**Given problem:** Rewrite every line of the data below as a numbered list, skipping blank lines and leaving out the pictures.

**Given data:**
(begin)

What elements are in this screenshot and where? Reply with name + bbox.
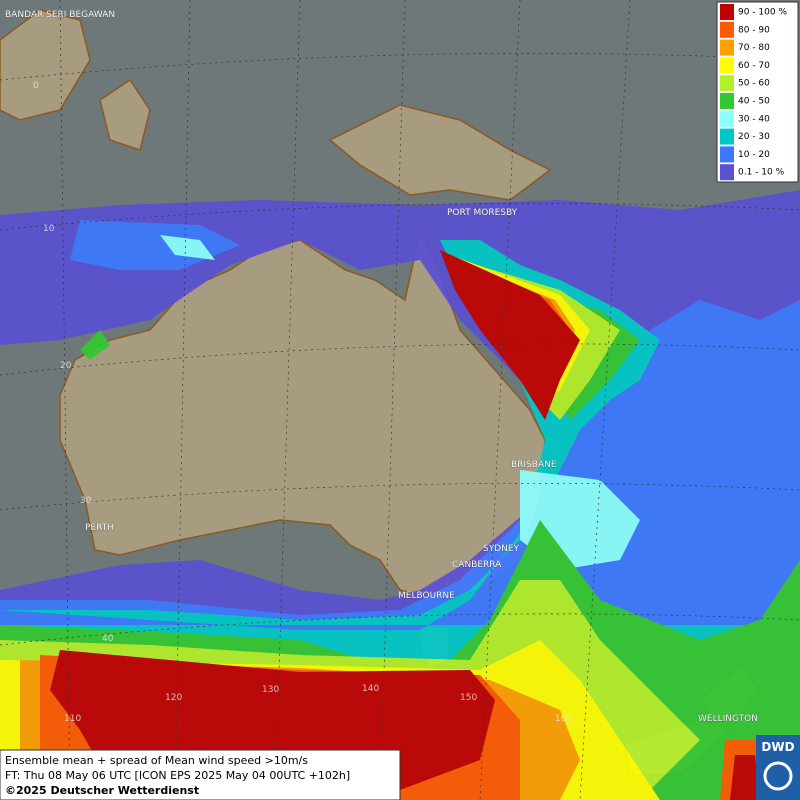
legend-swatch	[720, 128, 734, 145]
legend-swatch	[720, 146, 734, 163]
legend-label: 10 - 20	[738, 150, 770, 160]
legend-swatch	[720, 110, 734, 127]
city-label: BRISBANE	[511, 460, 557, 470]
footer-box	[0, 749, 401, 800]
legend-label: 40 - 50	[738, 97, 770, 107]
labels: BANDAR SERI BEGAWAN PORT MORESBY BRISBANE P…	[5, 10, 758, 724]
legend-swatch	[720, 21, 734, 38]
footer-line: ©2025 Deutscher Wetterdienst	[5, 784, 199, 797]
legend-swatch	[720, 75, 734, 92]
grid-label: 110	[64, 714, 81, 724]
grid-label: 10	[43, 224, 55, 234]
city-label: WELLINGTON	[698, 714, 758, 724]
grid-label: 0	[33, 81, 39, 91]
grid-label: 160	[555, 714, 572, 724]
city-label: CANBERRA	[452, 560, 502, 570]
legend-label: 20 - 30	[738, 132, 770, 142]
city-label: BANDAR SERI BEGAWAN	[5, 10, 115, 20]
grid-label: 30	[80, 496, 92, 506]
grid-label: 130	[262, 685, 279, 695]
legend-swatch	[720, 57, 734, 74]
city-label: SYDNEY	[483, 544, 520, 554]
footer-line: FT: Thu 08 May 06 UTC [ICON EPS 2025 May…	[5, 769, 350, 782]
legend-label: 70 - 80	[738, 43, 770, 53]
legend-label: 80 - 90	[738, 25, 770, 35]
legend-label: 90 - 100 %	[738, 8, 787, 18]
legend-swatch	[720, 93, 734, 109]
city-label: MELBOURNE	[398, 591, 455, 601]
legend-swatch	[720, 4, 734, 20]
city-label: PERTH	[85, 523, 114, 533]
grid-label: 40	[102, 634, 114, 644]
land	[0, 9, 761, 776]
grid-label: 140	[362, 684, 379, 694]
footer-line: Ensemble mean + spread of Mean wind spee…	[5, 754, 308, 767]
legend-label: 30 - 40	[738, 114, 770, 124]
grid-label: 150	[460, 693, 477, 703]
logo-text: DWD	[761, 740, 794, 754]
city-label: PORT MORESBY	[447, 208, 518, 218]
legend-swatch	[720, 164, 734, 181]
logo-icon	[763, 761, 793, 791]
legend-label: 50 - 60	[738, 79, 770, 89]
legend-swatch	[720, 39, 734, 56]
grid-label: 20	[60, 361, 72, 371]
probability-field	[0, 190, 800, 800]
legend-label: 0.1 - 10 %	[738, 168, 785, 178]
legend-label: 60 - 70	[738, 61, 770, 71]
grid-label: 120	[165, 693, 182, 703]
legend: 90 - 100 % 80 - 90 70 - 80 60 - 70 50 - 60 40…	[716, 1, 799, 183]
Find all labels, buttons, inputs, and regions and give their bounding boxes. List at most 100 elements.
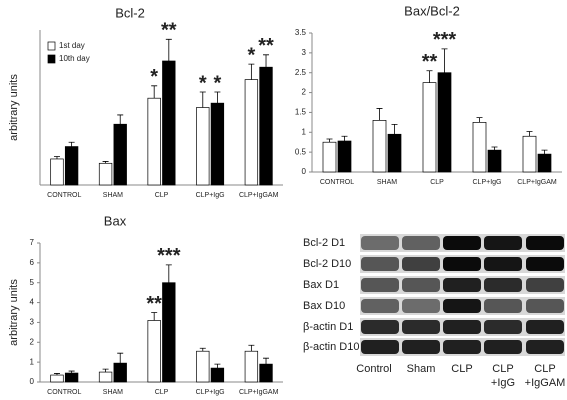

(end)

**Answer to the task:**
1. What elements are in this screenshot and where? Reply with name + bbox.
2. legend-swatch	[720, 128, 734, 145]
3. legend-swatch	[720, 146, 734, 163]
4. legend-label: 10 - 20	[738, 150, 770, 160]
5. legend-swatch	[720, 110, 734, 127]
6. city-label: BRISBANE	[511, 460, 557, 470]
7. footer-box	[0, 749, 401, 800]
8. legend-label: 40 - 50	[738, 97, 770, 107]
9. labels: BANDAR SERI BEGAWAN PORT MORESBY BRISBANE P…	[5, 10, 758, 724]
10. legend-swatch	[720, 21, 734, 38]
11. footer-line: ©2025 Deutscher Wetterdienst	[5, 784, 199, 797]
12. legend-swatch	[720, 75, 734, 92]
13. grid-label: 110	[64, 714, 81, 724]
14. grid-label: 10	[43, 224, 55, 234]
15. city-label: WELLINGTON	[698, 714, 758, 724]
16. grid-label: 0	[33, 81, 39, 91]
17. grid-label: 160	[555, 714, 572, 724]
18. city-label: CANBERRA	[452, 560, 502, 570]
19. legend-label: 20 - 30	[738, 132, 770, 142]
20. city-label: BANDAR SERI BEGAWAN	[5, 10, 115, 20]
21. grid-label: 30	[80, 496, 92, 506]
22. grid-label: 130	[262, 685, 279, 695]
23. legend-swatch	[720, 57, 734, 74]
24. city-label: SYDNEY	[483, 544, 520, 554]
25. footer-line: FT: Thu 08 May 06 UTC [ICON EPS 2025 May…	[5, 769, 350, 782]
26. legend-label: 70 - 80	[738, 43, 770, 53]
27. legend-label: 80 - 90	[738, 25, 770, 35]
28. legend-label: 90 - 100 %	[738, 8, 787, 18]
29. legend-swatch	[720, 93, 734, 109]
30. city-label: MELBOURNE	[398, 591, 455, 601]
31. legend-swatch	[720, 4, 734, 20]
32. city-label: PERTH	[85, 523, 114, 533]
33. grid-label: 40	[102, 634, 114, 644]
34. land	[0, 9, 761, 776]
35. grid-label: 140	[362, 684, 379, 694]
36. footer-line: Ensemble mean + spread of Mean wind spee…	[5, 754, 308, 767]
37. legend-label: 30 - 40	[738, 114, 770, 124]
38. grid-label: 150	[460, 693, 477, 703]
39. logo-text: DWD	[761, 740, 794, 754]
40. city-label: PORT MORESBY	[447, 208, 518, 218]
41. legend-swatch	[720, 164, 734, 181]
42. logo-icon	[763, 761, 793, 791]
43. legend-label: 50 - 60	[738, 79, 770, 89]
44. legend-swatch	[720, 39, 734, 56]
45. grid-label: 20	[60, 361, 72, 371]
46. probability-field	[0, 190, 800, 800]
47. legend-label: 0.1 - 10 %	[738, 168, 785, 178]
48. legend-label: 60 - 70	[738, 61, 770, 71]
49. grid-label: 120	[165, 693, 182, 703]
50. legend: 90 - 100 % 80 - 90 70 - 80 60 - 70 50 - 60 40…	[716, 1, 799, 183]
51. Find all labels, buttons, inputs, and regions and give their bounding boxes. List at most 100 elements.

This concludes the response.